__Given task__: Tally the lines holding "rank" and state only that figure.

__Supplied records__:

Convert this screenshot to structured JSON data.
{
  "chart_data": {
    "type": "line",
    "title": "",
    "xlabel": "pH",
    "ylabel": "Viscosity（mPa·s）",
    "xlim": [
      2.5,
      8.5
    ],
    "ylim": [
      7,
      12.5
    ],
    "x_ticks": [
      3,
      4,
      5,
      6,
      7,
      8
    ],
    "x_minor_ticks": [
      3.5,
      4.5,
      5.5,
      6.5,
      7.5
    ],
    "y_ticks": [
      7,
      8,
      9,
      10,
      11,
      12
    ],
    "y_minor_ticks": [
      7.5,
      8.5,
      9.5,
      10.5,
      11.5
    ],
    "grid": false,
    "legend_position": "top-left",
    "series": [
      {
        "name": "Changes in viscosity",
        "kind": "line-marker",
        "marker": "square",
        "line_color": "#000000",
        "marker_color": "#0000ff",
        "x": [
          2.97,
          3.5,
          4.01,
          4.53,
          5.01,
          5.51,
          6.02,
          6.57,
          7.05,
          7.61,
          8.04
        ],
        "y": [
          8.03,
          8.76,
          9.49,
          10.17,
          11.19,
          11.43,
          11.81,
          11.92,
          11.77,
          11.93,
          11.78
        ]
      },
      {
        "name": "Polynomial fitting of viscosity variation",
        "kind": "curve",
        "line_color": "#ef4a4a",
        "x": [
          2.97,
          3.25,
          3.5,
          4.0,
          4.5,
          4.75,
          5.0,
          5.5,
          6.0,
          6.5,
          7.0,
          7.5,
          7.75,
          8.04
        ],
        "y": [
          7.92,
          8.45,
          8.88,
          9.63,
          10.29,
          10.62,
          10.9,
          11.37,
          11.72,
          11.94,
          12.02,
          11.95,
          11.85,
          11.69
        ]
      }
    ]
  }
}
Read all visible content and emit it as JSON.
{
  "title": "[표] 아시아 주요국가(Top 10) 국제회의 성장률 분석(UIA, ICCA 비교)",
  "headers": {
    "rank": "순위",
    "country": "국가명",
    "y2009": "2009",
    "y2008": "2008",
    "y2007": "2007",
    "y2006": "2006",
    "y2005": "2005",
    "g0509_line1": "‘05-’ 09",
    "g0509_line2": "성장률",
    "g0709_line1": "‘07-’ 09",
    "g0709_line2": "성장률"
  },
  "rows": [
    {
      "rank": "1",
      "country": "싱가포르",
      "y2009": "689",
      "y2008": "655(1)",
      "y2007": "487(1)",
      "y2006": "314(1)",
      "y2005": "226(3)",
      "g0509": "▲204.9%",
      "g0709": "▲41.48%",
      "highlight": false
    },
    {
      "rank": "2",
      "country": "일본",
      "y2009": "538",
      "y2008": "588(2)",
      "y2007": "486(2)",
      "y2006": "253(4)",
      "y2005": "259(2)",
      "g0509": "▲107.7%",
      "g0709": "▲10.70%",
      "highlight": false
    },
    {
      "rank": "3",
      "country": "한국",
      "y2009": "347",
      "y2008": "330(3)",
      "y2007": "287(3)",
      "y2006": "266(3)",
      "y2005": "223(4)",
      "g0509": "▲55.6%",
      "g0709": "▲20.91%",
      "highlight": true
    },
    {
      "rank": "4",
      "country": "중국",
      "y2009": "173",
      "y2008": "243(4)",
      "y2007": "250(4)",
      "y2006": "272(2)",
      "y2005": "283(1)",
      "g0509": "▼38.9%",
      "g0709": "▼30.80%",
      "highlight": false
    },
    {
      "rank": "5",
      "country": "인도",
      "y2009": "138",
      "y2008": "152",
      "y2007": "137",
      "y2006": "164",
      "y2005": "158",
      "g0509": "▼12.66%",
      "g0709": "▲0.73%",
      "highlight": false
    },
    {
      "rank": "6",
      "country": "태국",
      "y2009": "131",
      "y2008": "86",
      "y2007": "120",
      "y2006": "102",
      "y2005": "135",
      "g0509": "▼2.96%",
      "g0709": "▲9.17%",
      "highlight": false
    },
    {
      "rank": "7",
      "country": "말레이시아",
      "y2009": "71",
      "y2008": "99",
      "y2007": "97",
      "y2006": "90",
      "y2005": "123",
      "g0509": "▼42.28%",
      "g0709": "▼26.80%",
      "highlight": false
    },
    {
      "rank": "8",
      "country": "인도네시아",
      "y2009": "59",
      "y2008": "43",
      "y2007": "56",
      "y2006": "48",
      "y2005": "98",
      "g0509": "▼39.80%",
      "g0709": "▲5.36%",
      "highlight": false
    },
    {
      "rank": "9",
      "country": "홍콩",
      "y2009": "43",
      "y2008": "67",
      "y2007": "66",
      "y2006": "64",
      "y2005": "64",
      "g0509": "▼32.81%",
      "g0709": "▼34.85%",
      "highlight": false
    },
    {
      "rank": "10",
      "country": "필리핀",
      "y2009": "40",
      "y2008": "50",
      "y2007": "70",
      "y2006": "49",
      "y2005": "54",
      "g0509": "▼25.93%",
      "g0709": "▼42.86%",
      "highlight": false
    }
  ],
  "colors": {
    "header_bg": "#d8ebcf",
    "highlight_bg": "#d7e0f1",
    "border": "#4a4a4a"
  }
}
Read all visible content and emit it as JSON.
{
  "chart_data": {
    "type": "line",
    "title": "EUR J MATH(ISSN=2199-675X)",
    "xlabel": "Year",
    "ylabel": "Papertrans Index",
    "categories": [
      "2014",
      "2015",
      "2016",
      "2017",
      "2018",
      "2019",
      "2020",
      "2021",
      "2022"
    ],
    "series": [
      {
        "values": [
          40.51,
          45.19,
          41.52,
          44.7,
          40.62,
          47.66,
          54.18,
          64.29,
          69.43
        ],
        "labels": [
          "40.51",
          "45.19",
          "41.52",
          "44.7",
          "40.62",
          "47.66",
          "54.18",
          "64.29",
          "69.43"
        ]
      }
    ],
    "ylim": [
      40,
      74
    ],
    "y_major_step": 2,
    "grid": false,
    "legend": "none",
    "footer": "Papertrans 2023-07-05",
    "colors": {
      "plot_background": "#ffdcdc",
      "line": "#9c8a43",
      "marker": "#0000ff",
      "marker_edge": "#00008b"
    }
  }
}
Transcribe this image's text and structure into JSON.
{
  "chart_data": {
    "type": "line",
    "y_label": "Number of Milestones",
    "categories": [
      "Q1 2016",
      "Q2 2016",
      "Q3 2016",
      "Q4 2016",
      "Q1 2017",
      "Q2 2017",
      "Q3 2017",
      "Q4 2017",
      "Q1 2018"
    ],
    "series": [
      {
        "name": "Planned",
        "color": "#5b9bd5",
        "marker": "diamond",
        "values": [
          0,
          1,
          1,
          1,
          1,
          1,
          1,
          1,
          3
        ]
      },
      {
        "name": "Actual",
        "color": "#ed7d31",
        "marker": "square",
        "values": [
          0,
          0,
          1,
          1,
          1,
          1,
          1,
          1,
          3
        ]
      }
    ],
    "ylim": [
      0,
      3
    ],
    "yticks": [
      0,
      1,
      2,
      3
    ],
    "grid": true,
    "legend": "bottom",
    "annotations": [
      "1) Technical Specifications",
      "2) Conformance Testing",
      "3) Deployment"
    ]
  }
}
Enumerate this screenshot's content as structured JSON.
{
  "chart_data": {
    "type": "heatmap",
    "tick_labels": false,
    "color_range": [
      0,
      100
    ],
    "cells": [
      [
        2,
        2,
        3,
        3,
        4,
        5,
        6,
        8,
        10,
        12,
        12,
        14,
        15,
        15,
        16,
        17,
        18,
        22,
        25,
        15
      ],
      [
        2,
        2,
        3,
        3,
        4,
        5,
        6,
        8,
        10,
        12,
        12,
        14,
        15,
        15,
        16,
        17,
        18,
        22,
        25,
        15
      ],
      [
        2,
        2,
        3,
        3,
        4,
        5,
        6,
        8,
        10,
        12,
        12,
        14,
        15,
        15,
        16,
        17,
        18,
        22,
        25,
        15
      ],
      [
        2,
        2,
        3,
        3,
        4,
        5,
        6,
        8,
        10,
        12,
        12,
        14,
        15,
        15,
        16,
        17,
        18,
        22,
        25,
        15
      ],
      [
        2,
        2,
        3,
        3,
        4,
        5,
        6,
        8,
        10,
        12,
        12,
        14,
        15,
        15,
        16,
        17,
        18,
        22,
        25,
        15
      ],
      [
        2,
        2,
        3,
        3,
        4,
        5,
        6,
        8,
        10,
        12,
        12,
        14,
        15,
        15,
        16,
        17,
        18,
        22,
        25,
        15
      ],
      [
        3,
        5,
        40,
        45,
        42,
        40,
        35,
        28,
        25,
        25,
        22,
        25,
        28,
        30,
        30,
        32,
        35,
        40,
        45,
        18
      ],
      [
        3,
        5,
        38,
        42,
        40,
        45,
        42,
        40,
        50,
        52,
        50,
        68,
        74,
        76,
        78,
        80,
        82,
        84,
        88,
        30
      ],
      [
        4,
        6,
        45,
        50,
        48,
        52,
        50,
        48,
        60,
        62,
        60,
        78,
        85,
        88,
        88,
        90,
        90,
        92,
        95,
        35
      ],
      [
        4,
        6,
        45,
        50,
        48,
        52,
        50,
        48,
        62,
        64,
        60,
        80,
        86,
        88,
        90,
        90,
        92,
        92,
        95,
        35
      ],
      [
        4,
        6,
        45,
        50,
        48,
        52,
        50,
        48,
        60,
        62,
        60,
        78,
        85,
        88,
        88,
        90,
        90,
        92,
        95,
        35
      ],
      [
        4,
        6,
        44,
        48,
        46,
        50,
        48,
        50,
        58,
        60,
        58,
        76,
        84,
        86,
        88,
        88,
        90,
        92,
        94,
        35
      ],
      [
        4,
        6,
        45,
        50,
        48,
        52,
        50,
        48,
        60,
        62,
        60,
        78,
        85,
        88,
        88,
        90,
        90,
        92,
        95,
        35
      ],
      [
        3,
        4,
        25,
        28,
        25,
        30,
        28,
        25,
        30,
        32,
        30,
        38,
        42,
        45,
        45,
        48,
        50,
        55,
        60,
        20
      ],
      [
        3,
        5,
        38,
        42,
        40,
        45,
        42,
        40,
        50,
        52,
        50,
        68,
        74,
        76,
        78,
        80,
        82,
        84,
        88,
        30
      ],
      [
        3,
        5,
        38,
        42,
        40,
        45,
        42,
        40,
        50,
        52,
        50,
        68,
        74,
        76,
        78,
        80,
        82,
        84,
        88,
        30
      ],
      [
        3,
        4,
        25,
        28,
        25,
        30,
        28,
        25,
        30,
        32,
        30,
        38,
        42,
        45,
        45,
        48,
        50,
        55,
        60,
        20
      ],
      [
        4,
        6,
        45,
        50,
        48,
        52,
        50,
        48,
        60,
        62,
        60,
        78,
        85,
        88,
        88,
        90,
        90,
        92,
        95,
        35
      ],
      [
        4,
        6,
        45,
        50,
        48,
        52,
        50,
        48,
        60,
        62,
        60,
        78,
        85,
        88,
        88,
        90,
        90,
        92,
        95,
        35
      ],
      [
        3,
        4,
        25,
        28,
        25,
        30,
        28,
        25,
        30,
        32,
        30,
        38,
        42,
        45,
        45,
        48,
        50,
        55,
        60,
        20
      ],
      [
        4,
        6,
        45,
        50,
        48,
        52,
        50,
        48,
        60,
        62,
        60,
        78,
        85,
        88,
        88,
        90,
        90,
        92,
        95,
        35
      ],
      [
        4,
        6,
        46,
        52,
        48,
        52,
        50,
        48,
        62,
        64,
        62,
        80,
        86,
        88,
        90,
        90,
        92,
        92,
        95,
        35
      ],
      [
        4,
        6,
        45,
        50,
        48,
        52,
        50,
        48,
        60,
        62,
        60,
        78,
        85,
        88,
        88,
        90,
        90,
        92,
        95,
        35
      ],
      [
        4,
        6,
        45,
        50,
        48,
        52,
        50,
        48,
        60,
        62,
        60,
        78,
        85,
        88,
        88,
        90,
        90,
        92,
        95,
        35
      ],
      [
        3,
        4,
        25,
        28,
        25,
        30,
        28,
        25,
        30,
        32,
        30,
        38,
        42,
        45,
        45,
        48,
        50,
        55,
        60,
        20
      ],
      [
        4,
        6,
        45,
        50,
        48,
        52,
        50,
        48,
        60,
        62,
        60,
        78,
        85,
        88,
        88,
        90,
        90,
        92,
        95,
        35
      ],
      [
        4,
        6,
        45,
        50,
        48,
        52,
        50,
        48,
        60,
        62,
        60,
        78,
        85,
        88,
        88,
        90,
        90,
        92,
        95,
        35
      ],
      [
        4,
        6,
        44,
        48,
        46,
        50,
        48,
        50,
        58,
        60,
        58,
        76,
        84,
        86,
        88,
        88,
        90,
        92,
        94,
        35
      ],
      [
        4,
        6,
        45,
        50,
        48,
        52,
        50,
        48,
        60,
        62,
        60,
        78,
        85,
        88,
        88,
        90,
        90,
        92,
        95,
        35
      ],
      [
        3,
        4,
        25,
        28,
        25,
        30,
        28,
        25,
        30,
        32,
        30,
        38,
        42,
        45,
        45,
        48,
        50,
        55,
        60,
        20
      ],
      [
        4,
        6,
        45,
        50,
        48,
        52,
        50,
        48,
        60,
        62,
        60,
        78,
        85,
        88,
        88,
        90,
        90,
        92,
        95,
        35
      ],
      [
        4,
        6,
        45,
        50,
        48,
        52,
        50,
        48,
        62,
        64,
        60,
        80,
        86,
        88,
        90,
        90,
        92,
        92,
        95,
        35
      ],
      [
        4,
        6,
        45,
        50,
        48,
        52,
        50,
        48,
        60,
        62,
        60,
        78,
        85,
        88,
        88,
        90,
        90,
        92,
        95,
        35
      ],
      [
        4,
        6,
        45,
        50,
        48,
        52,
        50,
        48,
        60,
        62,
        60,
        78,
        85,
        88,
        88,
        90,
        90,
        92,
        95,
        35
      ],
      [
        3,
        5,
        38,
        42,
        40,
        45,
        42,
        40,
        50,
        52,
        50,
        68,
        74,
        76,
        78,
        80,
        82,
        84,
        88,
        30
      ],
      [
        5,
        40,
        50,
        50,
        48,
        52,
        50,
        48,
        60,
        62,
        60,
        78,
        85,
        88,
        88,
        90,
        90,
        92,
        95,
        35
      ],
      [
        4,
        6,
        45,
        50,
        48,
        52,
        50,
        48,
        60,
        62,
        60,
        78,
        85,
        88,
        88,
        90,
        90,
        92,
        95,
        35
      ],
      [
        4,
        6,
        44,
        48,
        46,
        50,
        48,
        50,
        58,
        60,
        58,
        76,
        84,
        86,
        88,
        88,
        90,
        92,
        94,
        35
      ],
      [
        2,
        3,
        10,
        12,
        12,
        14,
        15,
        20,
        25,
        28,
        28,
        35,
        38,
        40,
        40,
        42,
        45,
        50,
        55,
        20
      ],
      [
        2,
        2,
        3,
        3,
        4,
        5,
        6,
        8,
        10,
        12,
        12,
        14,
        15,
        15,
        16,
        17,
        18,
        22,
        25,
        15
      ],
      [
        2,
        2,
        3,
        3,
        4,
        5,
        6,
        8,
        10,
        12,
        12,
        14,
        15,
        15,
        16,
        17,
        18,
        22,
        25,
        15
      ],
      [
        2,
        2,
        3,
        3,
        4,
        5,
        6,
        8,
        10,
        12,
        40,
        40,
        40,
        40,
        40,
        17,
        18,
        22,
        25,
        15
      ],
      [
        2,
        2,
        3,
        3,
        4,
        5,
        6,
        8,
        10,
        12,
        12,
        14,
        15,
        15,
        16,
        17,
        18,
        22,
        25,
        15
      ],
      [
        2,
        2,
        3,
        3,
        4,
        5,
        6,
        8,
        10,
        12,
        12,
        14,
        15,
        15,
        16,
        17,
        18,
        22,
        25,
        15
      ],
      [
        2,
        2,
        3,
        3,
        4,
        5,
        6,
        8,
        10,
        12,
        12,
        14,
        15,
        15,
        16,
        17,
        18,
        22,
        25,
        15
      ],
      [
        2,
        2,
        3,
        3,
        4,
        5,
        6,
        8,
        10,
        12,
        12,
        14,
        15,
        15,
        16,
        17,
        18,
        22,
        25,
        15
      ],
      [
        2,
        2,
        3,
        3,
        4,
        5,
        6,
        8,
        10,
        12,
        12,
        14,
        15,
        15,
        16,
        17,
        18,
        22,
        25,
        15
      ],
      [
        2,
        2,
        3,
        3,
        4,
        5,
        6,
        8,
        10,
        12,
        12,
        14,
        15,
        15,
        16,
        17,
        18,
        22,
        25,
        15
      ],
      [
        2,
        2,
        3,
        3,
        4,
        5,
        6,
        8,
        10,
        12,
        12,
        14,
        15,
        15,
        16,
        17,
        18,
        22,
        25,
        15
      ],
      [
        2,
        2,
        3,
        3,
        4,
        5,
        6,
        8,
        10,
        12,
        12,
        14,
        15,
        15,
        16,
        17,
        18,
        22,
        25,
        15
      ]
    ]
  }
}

__Output for this task__: 11